* Daftar Tugas:
[a] Sebutkan semua orang yang dalam artikel tentang rahn disebut namanya sebagai pemberi definisi rahn.
[b] Lanjutkan artikel tentang rahn mulai dari titik terakhirnya.

Fiqih Muamalah - Pengertian RAHN Hukum RAHN Rukun Dan Syarat RAHN
A. Pengertian
Rahn
Secara
etimologi, Rahn berarti tetap atau lama (as-subut wa ad-dawam) atau pengekangan
dan keharusan (al-habs wa al-luzum).
Sedangkan menurut istilah adalah penahanan terhadap suatu barang dengan
hak sehingga dapat dijadikan sebagai pembayaran dari barang tersebut.
Menurut
Al-Bahuti dan Ibnu Qudamah, Rahn secara bahasa berarti tetap dan abadi,
dikatakan m’un rahinun artinya air yang menggenang, na’matun rahinatun artinya
yang abadi. Berdasarkan firman Allah adalah “Tiap-tiap diri bertanggung
jawab atas apa yang telah diperbuatnya”, maksudnya tertahan. Rahn yang dimaksudkan
lebih condong mengikuti arti yang pertama, yaitu karena tertahan berarti tetap
tidak berpindah sedikitpun.
Sedangkan
Al-Qurtubi mendefinisikan Rahn sebagai barang yang ditahab oleh pihak yang
member hutang sebagai jaminan dari orang yang berhutang, sampai pihak
penghutang melunasi hutang tersebut.[1]
Menurut
Imam Abu Zakariya al-Anshari dalam kitab Fathul Wahhab mendefinisikan rahn
yaitu menjadikan benda bersifat harta sebagai kepercayaan dari suatu utang yang
dapat dibayarkan dari (harga) benda itu bila utang tidak dapat di bayar.
Sedangkan menurut Ahmad Baraja, rahn adalah jaminan buka produk dan semata
untuk kepentingan social, bukan kepentingan bisnis, jual beli mitra.
Pasal
20 ayat 14 Kompilasi Hukum Ekonomi Syariah (KHES) mendefinisikan bahwa rahn/gadai
adalah penguasaan barang milik peminjam oleh pemberi pinjaman sebagai jaminan.

* Cuplikan Data:
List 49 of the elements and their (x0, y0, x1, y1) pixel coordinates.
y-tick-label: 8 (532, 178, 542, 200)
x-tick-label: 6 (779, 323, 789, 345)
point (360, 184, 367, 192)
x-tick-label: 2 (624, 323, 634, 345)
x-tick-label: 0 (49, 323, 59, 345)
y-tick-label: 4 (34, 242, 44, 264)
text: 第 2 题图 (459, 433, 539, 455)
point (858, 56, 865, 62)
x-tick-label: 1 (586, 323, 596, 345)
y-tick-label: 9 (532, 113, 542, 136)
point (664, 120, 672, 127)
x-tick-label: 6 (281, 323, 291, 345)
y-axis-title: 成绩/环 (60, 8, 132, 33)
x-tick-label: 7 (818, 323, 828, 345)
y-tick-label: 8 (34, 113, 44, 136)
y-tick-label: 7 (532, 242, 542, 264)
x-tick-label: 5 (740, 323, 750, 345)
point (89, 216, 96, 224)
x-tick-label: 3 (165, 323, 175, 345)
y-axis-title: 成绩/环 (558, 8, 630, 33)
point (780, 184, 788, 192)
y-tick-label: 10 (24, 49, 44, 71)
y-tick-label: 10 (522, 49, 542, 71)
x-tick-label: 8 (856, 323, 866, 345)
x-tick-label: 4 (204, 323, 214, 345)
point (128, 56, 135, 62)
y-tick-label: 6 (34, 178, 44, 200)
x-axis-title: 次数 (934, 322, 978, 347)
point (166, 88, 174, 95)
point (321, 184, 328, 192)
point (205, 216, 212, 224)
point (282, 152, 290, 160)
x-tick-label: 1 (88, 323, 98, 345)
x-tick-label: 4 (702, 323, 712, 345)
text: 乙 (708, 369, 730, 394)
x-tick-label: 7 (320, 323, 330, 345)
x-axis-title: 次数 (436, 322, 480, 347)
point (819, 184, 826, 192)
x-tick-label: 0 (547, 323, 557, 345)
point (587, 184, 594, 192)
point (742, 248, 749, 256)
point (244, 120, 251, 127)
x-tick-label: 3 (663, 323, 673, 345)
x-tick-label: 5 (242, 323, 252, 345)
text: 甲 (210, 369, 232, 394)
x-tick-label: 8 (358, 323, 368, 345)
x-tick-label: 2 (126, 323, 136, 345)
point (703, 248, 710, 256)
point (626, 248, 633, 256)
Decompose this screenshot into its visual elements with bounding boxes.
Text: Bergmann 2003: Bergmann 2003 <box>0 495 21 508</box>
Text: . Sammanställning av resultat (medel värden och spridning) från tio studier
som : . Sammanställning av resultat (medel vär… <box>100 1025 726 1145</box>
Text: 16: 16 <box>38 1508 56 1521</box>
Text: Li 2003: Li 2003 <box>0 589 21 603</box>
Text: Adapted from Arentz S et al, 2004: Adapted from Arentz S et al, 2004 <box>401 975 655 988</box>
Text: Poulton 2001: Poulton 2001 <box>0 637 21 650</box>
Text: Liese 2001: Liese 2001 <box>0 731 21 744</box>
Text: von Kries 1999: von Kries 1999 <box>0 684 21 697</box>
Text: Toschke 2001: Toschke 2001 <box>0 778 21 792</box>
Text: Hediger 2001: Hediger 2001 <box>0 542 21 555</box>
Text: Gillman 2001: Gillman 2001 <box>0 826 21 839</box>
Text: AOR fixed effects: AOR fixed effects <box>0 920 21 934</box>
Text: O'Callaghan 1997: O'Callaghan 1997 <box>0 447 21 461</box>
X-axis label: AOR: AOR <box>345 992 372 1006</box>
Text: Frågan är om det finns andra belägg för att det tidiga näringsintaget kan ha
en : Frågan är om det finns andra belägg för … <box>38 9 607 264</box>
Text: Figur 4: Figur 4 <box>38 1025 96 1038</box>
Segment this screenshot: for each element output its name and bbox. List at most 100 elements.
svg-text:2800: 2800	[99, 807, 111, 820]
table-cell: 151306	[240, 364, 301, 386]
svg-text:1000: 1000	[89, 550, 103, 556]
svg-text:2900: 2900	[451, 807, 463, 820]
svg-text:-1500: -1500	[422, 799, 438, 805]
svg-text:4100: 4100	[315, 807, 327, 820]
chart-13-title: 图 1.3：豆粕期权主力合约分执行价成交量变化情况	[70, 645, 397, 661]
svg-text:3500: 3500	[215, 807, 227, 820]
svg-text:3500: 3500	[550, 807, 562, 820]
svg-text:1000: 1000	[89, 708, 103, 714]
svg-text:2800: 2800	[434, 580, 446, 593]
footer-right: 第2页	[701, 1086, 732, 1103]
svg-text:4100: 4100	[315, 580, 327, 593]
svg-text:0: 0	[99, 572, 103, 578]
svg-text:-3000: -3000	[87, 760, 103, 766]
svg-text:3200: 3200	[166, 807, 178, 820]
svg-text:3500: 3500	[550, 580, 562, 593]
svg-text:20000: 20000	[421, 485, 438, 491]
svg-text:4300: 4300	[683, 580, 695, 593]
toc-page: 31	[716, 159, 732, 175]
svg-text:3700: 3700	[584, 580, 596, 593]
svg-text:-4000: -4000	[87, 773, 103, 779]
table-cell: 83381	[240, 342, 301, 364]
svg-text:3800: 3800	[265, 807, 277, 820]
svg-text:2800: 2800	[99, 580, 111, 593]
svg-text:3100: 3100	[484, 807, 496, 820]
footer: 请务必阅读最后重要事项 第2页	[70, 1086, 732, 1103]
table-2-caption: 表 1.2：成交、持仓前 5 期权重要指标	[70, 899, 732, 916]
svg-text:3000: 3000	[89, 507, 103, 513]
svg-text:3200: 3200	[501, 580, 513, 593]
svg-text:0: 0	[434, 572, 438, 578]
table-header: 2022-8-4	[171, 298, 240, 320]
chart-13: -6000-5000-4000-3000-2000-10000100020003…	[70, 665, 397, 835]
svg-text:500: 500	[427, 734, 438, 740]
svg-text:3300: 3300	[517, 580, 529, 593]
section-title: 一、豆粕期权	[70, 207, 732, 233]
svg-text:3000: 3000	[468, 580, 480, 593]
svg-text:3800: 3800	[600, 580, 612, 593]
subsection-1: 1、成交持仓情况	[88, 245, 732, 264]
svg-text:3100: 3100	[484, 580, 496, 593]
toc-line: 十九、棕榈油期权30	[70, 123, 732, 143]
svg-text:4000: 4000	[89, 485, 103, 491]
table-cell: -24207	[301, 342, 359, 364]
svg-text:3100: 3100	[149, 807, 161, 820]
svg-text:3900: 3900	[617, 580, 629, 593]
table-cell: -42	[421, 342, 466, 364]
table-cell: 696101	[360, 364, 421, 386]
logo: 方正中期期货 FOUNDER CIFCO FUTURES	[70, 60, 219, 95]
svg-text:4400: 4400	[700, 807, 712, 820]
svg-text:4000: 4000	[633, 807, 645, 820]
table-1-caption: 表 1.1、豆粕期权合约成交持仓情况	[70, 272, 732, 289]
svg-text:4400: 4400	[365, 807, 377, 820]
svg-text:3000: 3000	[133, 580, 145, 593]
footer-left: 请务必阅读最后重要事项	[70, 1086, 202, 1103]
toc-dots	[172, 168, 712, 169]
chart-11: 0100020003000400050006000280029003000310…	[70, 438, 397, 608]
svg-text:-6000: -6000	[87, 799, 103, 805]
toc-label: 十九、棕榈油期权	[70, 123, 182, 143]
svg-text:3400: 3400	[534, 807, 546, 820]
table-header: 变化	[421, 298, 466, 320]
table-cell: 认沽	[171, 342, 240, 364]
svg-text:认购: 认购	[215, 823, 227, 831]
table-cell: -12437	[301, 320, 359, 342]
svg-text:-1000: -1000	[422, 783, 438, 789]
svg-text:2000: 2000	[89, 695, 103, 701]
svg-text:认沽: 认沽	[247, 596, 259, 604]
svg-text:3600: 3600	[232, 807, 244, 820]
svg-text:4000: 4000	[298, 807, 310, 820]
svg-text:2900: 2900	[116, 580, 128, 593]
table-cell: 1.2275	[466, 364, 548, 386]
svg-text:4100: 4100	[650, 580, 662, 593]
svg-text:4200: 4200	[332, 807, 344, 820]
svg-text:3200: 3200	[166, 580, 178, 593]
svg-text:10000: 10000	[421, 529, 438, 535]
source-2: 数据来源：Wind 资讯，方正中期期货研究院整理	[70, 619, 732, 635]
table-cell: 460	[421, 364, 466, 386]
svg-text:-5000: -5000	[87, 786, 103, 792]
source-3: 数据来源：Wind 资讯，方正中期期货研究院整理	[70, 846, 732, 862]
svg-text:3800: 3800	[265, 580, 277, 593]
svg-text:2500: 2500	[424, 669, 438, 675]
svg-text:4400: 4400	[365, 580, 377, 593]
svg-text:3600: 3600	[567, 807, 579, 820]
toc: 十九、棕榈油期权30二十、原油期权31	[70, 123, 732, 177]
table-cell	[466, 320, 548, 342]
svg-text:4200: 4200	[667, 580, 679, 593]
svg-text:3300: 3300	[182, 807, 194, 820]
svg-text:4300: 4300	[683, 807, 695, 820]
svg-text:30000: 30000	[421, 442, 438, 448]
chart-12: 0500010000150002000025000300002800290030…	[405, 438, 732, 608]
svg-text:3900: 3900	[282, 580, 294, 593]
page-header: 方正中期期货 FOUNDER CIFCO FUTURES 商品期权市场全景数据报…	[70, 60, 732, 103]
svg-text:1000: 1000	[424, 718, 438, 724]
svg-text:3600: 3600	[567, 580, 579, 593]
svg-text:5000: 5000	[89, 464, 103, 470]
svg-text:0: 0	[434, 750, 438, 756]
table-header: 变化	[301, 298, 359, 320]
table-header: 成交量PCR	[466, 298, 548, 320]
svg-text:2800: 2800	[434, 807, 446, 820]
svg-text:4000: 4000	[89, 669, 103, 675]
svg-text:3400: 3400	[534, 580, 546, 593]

* Daftar Jawaban:
[a]
- Al-Bahuti
- Ibnu Qudamah
- Al-Qurtubi
- Imam Abu Zakariya al-Anshari
- Ahmad Baraja

[b]
Dari
berbagai definisi yang telah dipaparkan di atas, maka dapat disimpulkan bahwa
Rahn adalah suatu jaminan yang diserahkan oleh pihak yang berhutang kepada
pihak yang memberi hutang. Dan apabila pihak yang telah berhutang tidak mampu
membayar hutangnya sesuai dengan waktu yang telah ditentukan atau sudah jatuh
tempo, maka pihak yang memberi hutang mempunyai kuasa penuh untuk menjual
barang jaminan tersebut. Jika barang jaminan yang telah di jual melebihi jumlah
hutang, maka sisanya harus dikembalikan kepada penghutang, namun jika kurang
maka pihak penghutang harus menambahinya.
B. DASAR
HUKUM RAHN
اْلأَصْلُ
فِي الشُّرُوْطِ فِي الْمُعَامَلاَتِ الْحِلُّ وَالْإِبَاحَةُ إِلاَّ بِدَلِيْلٍ
“Hukum asal menetapkan syarat dalam mu’âmalah
adalah halal dan diperbolehkan
kecuali ada dalil (yang melarangnya).”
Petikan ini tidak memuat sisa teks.